## WHAT THIS TASK INVOLVES
Reprint the whole of the data exactly.

Segment Start: INPUT

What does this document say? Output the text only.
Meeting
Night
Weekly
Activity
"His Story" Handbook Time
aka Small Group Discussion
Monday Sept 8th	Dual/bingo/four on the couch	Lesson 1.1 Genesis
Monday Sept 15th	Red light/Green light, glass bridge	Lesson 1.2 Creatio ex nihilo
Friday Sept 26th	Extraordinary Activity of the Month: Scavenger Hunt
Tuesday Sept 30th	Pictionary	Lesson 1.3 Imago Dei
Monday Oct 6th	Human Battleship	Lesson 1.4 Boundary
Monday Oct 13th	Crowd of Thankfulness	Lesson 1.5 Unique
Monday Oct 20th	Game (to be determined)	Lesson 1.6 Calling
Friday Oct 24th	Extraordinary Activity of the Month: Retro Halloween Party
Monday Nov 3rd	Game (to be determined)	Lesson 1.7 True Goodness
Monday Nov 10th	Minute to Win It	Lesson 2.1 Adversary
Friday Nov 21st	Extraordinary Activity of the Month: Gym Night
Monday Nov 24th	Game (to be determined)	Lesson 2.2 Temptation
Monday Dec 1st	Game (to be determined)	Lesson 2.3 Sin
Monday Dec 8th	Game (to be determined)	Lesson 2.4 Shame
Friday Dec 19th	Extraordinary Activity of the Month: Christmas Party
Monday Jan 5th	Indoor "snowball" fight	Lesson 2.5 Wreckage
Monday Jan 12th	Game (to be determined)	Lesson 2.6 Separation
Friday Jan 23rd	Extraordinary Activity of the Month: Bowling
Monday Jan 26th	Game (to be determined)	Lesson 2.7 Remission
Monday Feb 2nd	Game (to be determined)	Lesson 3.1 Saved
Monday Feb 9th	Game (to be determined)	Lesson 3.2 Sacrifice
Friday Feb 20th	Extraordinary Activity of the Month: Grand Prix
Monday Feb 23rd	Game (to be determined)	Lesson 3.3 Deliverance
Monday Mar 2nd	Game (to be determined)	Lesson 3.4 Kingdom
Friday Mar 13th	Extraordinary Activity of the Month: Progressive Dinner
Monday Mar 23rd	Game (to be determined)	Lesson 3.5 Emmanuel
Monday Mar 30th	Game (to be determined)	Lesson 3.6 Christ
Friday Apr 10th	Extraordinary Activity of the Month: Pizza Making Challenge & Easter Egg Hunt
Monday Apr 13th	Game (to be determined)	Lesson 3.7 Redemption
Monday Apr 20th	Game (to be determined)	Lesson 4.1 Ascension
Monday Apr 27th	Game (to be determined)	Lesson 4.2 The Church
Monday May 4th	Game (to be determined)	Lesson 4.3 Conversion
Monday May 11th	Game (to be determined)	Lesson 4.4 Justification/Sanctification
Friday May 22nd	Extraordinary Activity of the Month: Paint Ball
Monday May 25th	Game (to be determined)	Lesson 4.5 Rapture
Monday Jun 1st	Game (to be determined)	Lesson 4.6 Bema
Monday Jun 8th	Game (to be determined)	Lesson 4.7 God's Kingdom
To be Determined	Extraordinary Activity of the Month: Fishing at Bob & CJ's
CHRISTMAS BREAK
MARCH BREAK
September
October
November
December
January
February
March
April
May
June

Segment End: INPUT

## RESULT OF THE EXERCISE
What does this document say? Output the text only.
Meeting
Night
Weekly
Activity
"His Story" Handbook Time
aka Small Group Discussion
Monday Sept 8th	Dual/bingo/four on the couch	Lesson 1.1 Genesis
Monday Sept 15th	Red light/Green light, glass bridge	Lesson 1.2 Creatio ex nihilo
Friday Sept 26th	Extraordinary Activity of the Month: Scavenger Hunt
Tuesday Sept 30th	Pictionary	Lesson 1.3 Imago Dei
Monday Oct 6th	Human Battleship	Lesson 1.4 Boundary
Monday Oct 13th	Crowd of Thankfulness	Lesson 1.5 Unique
Monday Oct 20th	Game (to be determined)	Lesson 1.6 Calling
Friday Oct 24th	Extraordinary Activity of the Month: Retro Halloween Party
Monday Nov 3rd	Game (to be determined)	Lesson 1.7 True Goodness
Monday Nov 10th	Minute to Win It	Lesson 2.1 Adversary
Friday Nov 21st	Extraordinary Activity of the Month: Gym Night
Monday Nov 24th	Game (to be determined)	Lesson 2.2 Temptation
Monday Dec 1st	Game (to be determined)	Lesson 2.3 Sin
Monday Dec 8th	Game (to be determined)	Lesson 2.4 Shame
Friday Dec 19th	Extraordinary Activity of the Month: Christmas Party
Monday Jan 5th	Indoor "snowball" fight	Lesson 2.5 Wreckage
Monday Jan 12th	Game (to be determined)	Lesson 2.6 Separation
Friday Jan 23rd	Extraordinary Activity of the Month: Bowling
Monday Jan 26th	Game (to be determined)	Lesson 2.7 Remission
Monday Feb 2nd	Game (to be determined)	Lesson 3.1 Saved
Monday Feb 9th	Game (to be determined)	Lesson 3.2 Sacrifice
Friday Feb 20th	Extraordinary Activity of the Month: Grand Prix
Monday Feb 23rd	Game (to be determined)	Lesson 3.3 Deliverance
Monday Mar 2nd	Game (to be determined)	Lesson 3.4 Kingdom
Friday Mar 13th	Extraordinary Activity of the Month: Progressive Dinner
Monday Mar 23rd	Game (to be determined)	Lesson 3.5 Emmanuel
Monday Mar 30th	Game (to be determined)	Lesson 3.6 Christ
Friday Apr 10th	Extraordinary Activity of the Month: Pizza Making Challenge & Easter Egg Hunt
Monday Apr 13th	Game (to be determined)	Lesson 3.7 Redemption
Monday Apr 20th	Game (to be determined)	Lesson 4.1 Ascension
Monday Apr 27th	Game (to be determined)	Lesson 4.2 The Church
Monday May 4th	Game (to be determined)	Lesson 4.3 Conversion
Monday May 11th	Game (to be determined)	Lesson 4.4 Justification/Sanctification
Friday May 22nd	Extraordinary Activity of the Month: Paint Ball
Monday May 25th	Game (to be determined)	Lesson 4.5 Rapture
Monday Jun 1st	Game (to be determined)	Lesson 4.6 Bema
Monday Jun 8th	Game (to be determined)	Lesson 4.7 God's Kingdom
To be Determined	Extraordinary Activity of the Month: Fishing at Bob & CJ's
CHRISTMAS BREAK
MARCH BREAK
September
October
November
December
January
February
March
April
May
June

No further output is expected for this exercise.